Exercise brief =
Return the entries verbatim and drop every picture.

(begin)

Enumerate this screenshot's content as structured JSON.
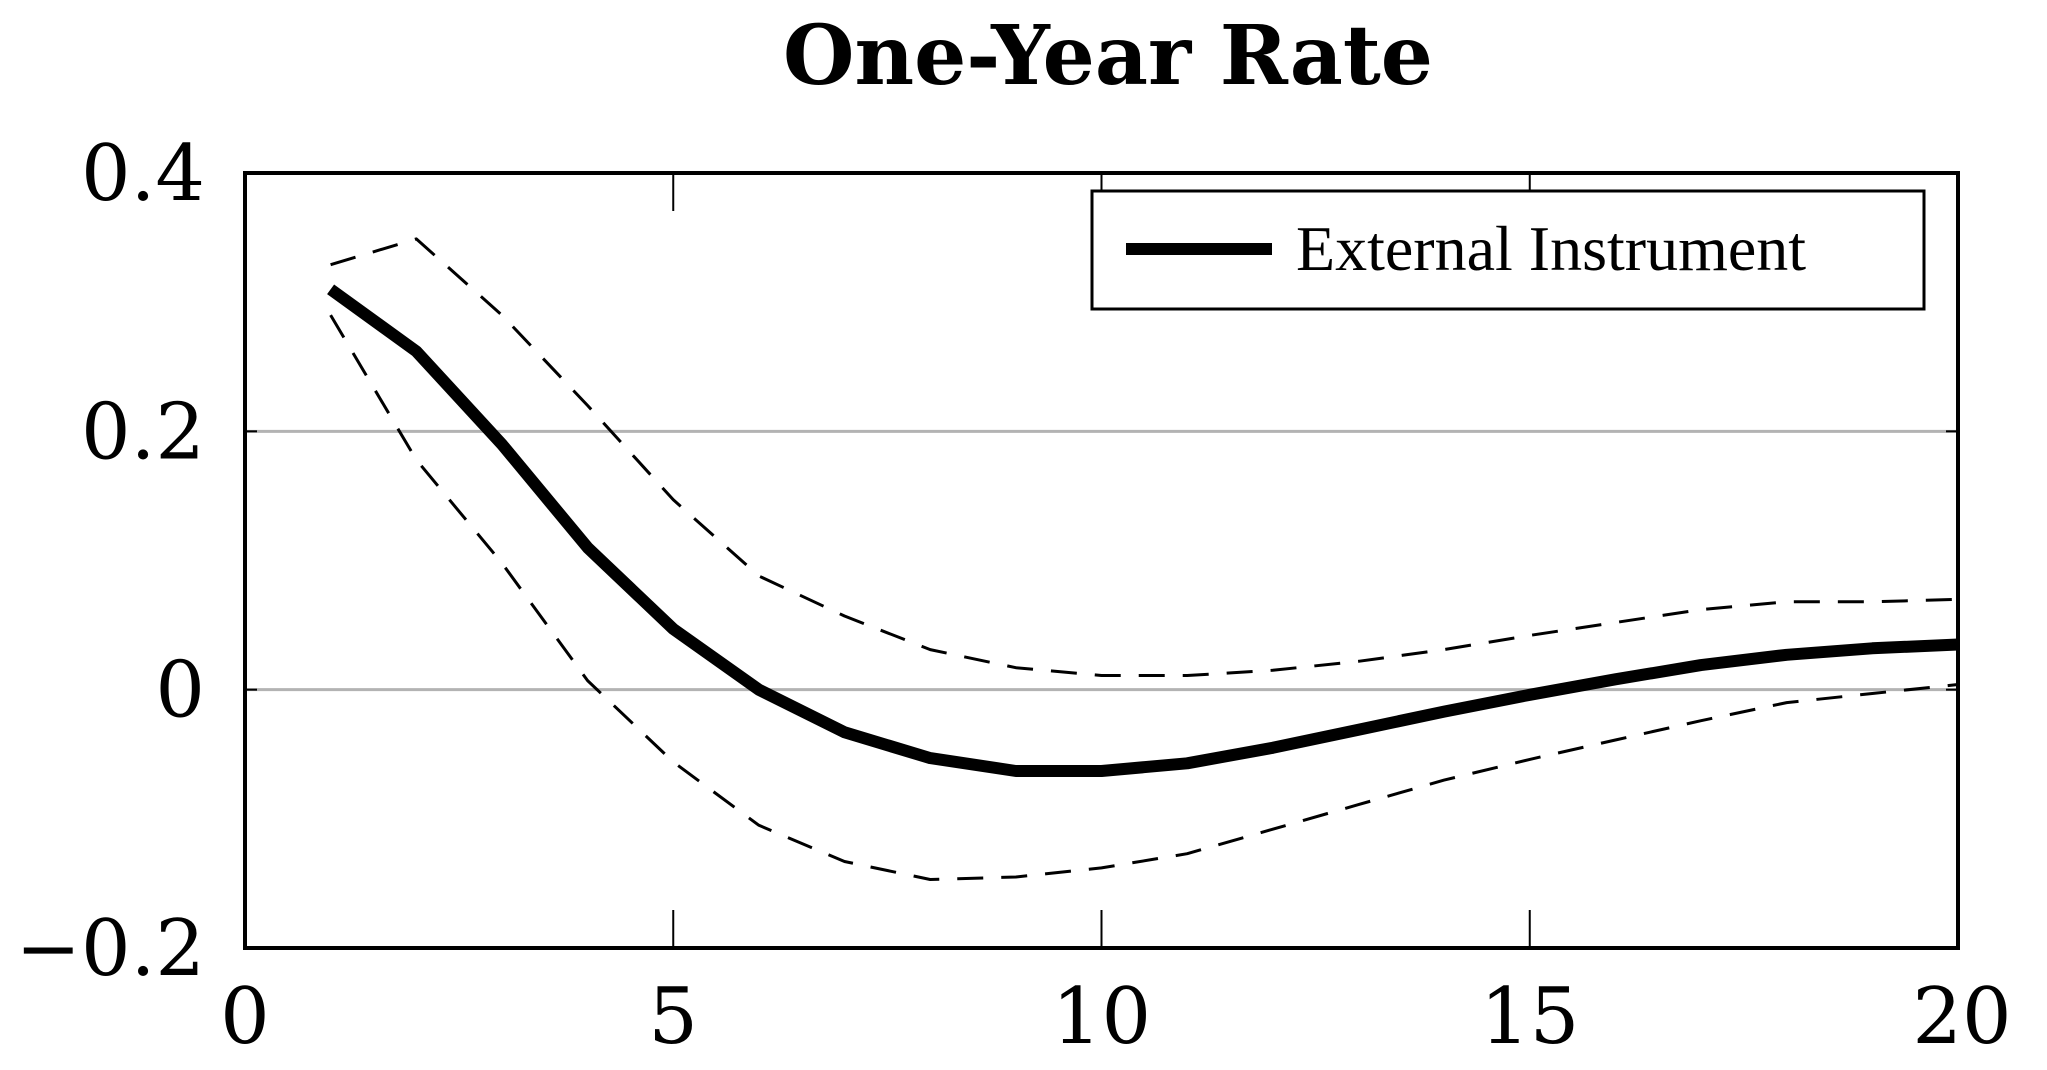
{
  "chart_data": {
    "type": "line",
    "title": "One-Year Rate",
    "xlabel": "",
    "ylabel": "",
    "xlim": [
      0,
      20
    ],
    "ylim": [
      -0.2,
      0.4
    ],
    "x_ticks": [
      0,
      5,
      10,
      15,
      20
    ],
    "x_tick_labels": [
      "0",
      "5",
      "10",
      "15",
      "20"
    ],
    "y_ticks": [
      -0.2,
      0,
      0.2,
      0.4
    ],
    "y_tick_labels": [
      "−0.2",
      "0",
      "0.2",
      "0.4"
    ],
    "grid": {
      "horizontal": true,
      "vertical": false
    },
    "legend": {
      "position": "top-right",
      "entries": [
        "External Instrument"
      ]
    },
    "x": [
      1,
      2,
      3,
      4,
      5,
      6,
      7,
      8,
      9,
      10,
      11,
      12,
      13,
      14,
      15,
      16,
      17,
      18,
      19,
      20
    ],
    "series": [
      {
        "name": "External Instrument",
        "style": "solid",
        "values": [
          0.31,
          0.262,
          0.19,
          0.11,
          0.047,
          0.0,
          -0.033,
          -0.053,
          -0.063,
          -0.063,
          -0.057,
          -0.045,
          -0.031,
          -0.017,
          -0.004,
          0.008,
          0.019,
          0.027,
          0.032,
          0.035
        ]
      },
      {
        "style": "dashed",
        "role": "upper band",
        "values": [
          0.329,
          0.349,
          0.29,
          0.22,
          0.147,
          0.088,
          0.057,
          0.031,
          0.017,
          0.011,
          0.011,
          0.015,
          0.022,
          0.031,
          0.042,
          0.052,
          0.062,
          0.068,
          0.068,
          0.07
        ]
      },
      {
        "style": "dashed",
        "role": "lower band",
        "values": [
          0.29,
          0.178,
          0.098,
          0.007,
          -0.056,
          -0.105,
          -0.133,
          -0.147,
          -0.145,
          -0.138,
          -0.127,
          -0.108,
          -0.089,
          -0.07,
          -0.054,
          -0.039,
          -0.024,
          -0.01,
          -0.003,
          0.004
        ]
      }
    ],
    "colors": {
      "line": "#000000",
      "grid": "#b3b3b3",
      "frame": "#000000"
    }
  }
}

(end)

The result =
Enumerate this screenshot's content as structured JSON.
{
  "chart_data": {
    "type": "line",
    "title": "One-Year Rate",
    "xlabel": "",
    "ylabel": "",
    "xlim": [
      0,
      20
    ],
    "ylim": [
      -0.2,
      0.4
    ],
    "x_ticks": [
      0,
      5,
      10,
      15,
      20
    ],
    "x_tick_labels": [
      "0",
      "5",
      "10",
      "15",
      "20"
    ],
    "y_ticks": [
      -0.2,
      0,
      0.2,
      0.4
    ],
    "y_tick_labels": [
      "−0.2",
      "0",
      "0.2",
      "0.4"
    ],
    "grid": {
      "horizontal": true,
      "vertical": false
    },
    "legend": {
      "position": "top-right",
      "entries": [
        "External Instrument"
      ]
    },
    "x": [
      1,
      2,
      3,
      4,
      5,
      6,
      7,
      8,
      9,
      10,
      11,
      12,
      13,
      14,
      15,
      16,
      17,
      18,
      19,
      20
    ],
    "series": [
      {
        "name": "External Instrument",
        "style": "solid",
        "values": [
          0.31,
          0.262,
          0.19,
          0.11,
          0.047,
          0.0,
          -0.033,
          -0.053,
          -0.063,
          -0.063,
          -0.057,
          -0.045,
          -0.031,
          -0.017,
          -0.004,
          0.008,
          0.019,
          0.027,
          0.032,
          0.035
        ]
      },
      {
        "style": "dashed",
        "role": "upper band",
        "values": [
          0.329,
          0.349,
          0.29,
          0.22,
          0.147,
          0.088,
          0.057,
          0.031,
          0.017,
          0.011,
          0.011,
          0.015,
          0.022,
          0.031,
          0.042,
          0.052,
          0.062,
          0.068,
          0.068,
          0.07
        ]
      },
      {
        "style": "dashed",
        "role": "lower band",
        "values": [
          0.29,
          0.178,
          0.098,
          0.007,
          -0.056,
          -0.105,
          -0.133,
          -0.147,
          -0.145,
          -0.138,
          -0.127,
          -0.108,
          -0.089,
          -0.07,
          -0.054,
          -0.039,
          -0.024,
          -0.01,
          -0.003,
          0.004
        ]
      }
    ],
    "colors": {
      "line": "#000000",
      "grid": "#b3b3b3",
      "frame": "#000000"
    }
  }
}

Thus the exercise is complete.